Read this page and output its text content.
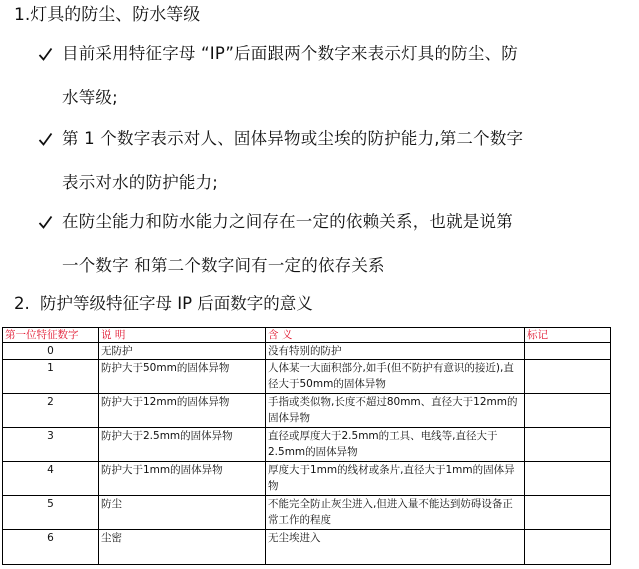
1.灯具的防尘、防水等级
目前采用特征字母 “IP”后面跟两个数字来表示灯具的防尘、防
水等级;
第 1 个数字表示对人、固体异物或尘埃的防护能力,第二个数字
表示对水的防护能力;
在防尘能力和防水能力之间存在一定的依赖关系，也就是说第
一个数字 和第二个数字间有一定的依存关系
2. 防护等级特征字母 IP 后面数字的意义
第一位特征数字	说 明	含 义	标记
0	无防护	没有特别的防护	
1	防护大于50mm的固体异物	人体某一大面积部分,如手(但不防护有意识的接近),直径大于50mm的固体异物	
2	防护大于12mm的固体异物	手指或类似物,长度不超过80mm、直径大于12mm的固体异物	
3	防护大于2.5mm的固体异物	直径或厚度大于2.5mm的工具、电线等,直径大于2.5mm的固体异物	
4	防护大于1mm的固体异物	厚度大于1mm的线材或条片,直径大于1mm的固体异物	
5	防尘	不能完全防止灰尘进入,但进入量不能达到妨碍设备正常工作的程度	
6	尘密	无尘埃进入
········
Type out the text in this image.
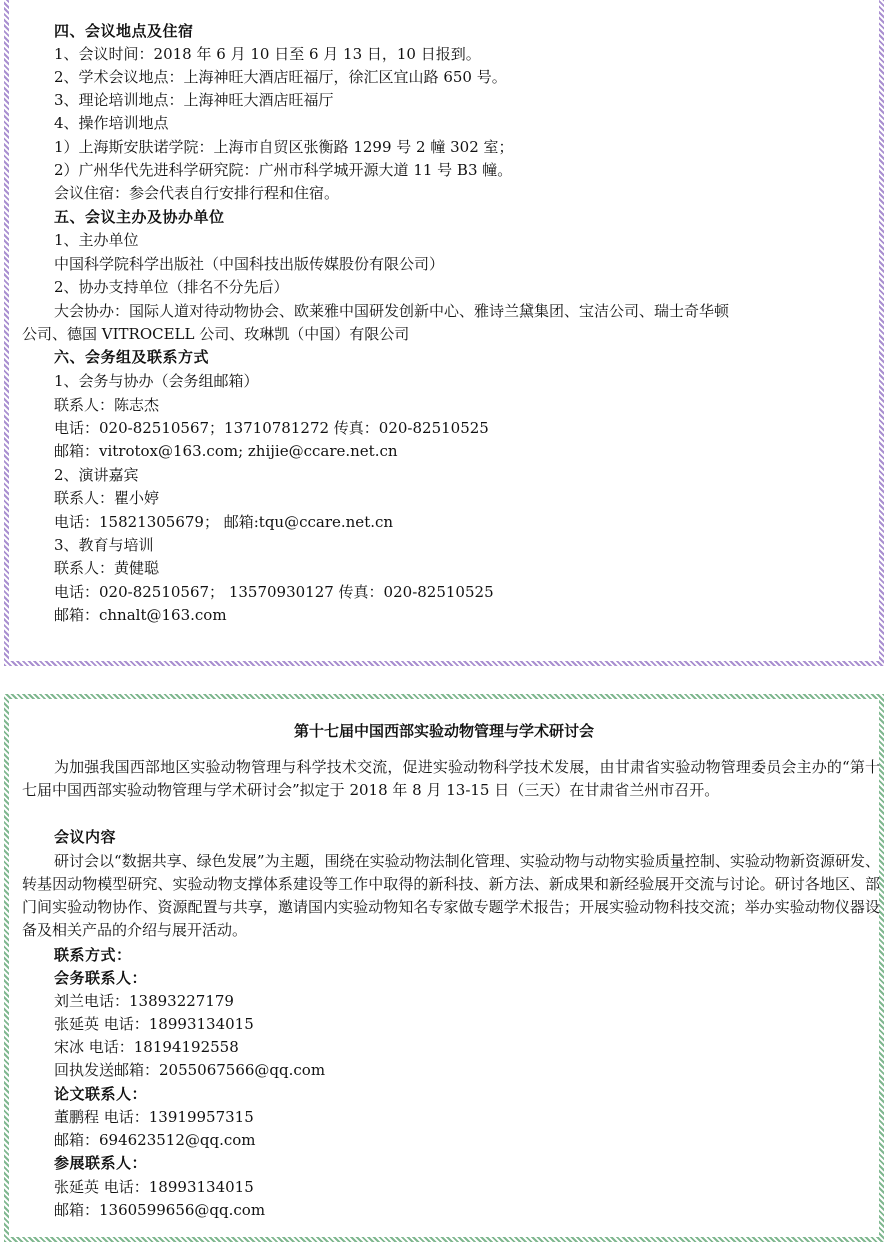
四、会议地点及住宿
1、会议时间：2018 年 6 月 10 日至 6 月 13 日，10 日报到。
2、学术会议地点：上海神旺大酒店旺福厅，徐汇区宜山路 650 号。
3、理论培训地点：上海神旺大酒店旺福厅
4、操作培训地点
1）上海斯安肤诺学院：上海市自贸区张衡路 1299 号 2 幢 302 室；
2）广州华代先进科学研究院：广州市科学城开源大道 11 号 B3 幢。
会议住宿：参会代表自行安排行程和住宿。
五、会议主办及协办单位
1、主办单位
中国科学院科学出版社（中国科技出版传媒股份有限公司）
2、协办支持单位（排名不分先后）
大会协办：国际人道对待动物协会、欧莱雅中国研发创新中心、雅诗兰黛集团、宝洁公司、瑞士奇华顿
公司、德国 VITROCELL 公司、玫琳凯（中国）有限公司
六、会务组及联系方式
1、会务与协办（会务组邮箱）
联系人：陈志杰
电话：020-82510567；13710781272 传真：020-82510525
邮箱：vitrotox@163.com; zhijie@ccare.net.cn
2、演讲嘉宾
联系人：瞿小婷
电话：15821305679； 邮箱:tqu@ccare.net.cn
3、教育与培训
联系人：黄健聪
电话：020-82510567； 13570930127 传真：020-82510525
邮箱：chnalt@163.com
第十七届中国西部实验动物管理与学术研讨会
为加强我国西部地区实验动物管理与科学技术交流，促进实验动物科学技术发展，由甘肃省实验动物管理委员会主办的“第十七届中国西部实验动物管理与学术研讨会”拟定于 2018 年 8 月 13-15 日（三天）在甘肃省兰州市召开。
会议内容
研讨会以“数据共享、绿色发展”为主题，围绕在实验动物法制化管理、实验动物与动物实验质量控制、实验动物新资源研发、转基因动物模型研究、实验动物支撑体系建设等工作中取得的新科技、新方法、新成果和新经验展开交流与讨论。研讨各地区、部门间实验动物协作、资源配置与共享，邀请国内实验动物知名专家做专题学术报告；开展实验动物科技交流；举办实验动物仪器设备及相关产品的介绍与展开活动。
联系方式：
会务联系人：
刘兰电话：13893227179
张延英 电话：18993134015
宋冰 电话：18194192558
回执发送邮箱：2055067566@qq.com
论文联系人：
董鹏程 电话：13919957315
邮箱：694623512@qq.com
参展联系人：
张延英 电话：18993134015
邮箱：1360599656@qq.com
········
Direction: Each line in the listing above that contains "text" should be copied.

Solution for this exercise:
Read this page and output its text content.
Type out the text in this image.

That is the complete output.